• [Task instructions]:
No images are to be carried over; print all other material exactly as it stands.

• [Data lines]:
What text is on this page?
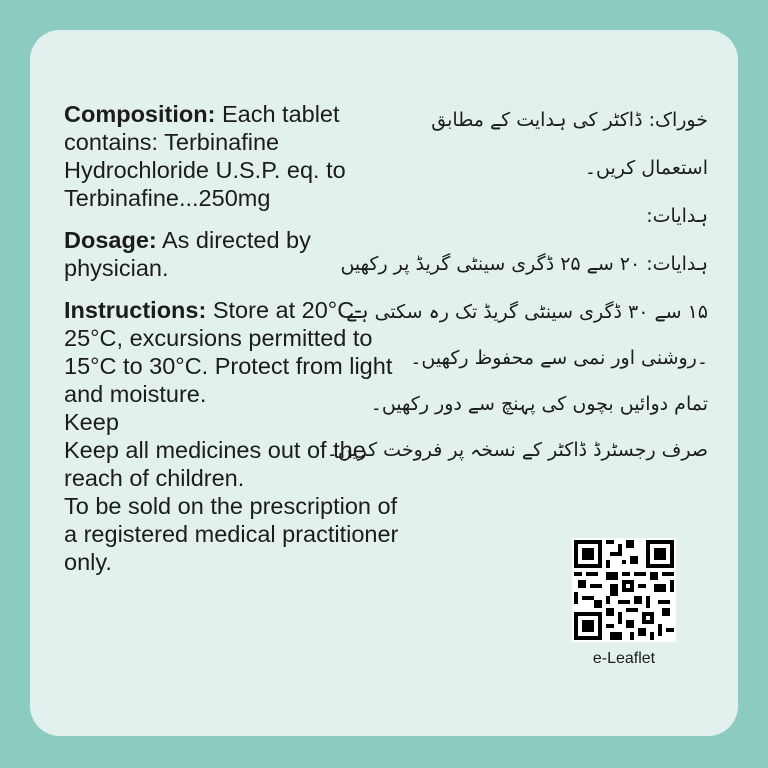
Composition: Each tablet contains: Terbinafine Hydrochloride U.S.P. eq. to Terbinafine...250mg

Dosage: As directed by physician.

Instructions: Store at 20°C-25°C, excursions permitted to 15°C to 30°C. Protect from light and moisture.

Keep

Keep all medicines out of the reach of children.

To be sold on the prescription of a registered medical practitioner only.

خوراک: ڈاکٹر کی ہدایت کے مطابق
استعمال کریں۔
ہدایات:
ہدایات: ۲۰ سے ۲۵ ڈگری سینٹی گریڈ پر رکھیں
۱۵ سے ۳۰ ڈگری سینٹی گریڈ تک رہ سکتی ہے
۔روشنی اور نمی سے محفوظ رکھیں۔
تمام دوائیں بچوں کی پہنچ سے دور رکھیں۔
صرف رجسٹرڈ ڈاکٹر کے نسخہ پر فروخت کریں۔
e-Leaflet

• [Answer]:
What text is on this page?
Composition: Each tablet contains: Terbinafine Hydrochloride U.S.P. eq. to Terbinafine...250mg

Dosage: As directed by physician.

Instructions: Store at 20°C-25°C, excursions permitted to 15°C to 30°C. Protect from light and moisture.

Keep

Keep all medicines out of the reach of children.

To be sold on the prescription of a registered medical practitioner only.

خوراک: ڈاکٹر کی ہدایت کے مطابق
استعمال کریں۔
ہدایات:
ہدایات: ۲۰ سے ۲۵ ڈگری سینٹی گریڈ پر رکھیں
۱۵ سے ۳۰ ڈگری سینٹی گریڈ تک رہ سکتی ہے
۔روشنی اور نمی سے محفوظ رکھیں۔
تمام دوائیں بچوں کی پہنچ سے دور رکھیں۔
صرف رجسٹرڈ ڈاکٹر کے نسخہ پر فروخت کریں۔
e-Leaflet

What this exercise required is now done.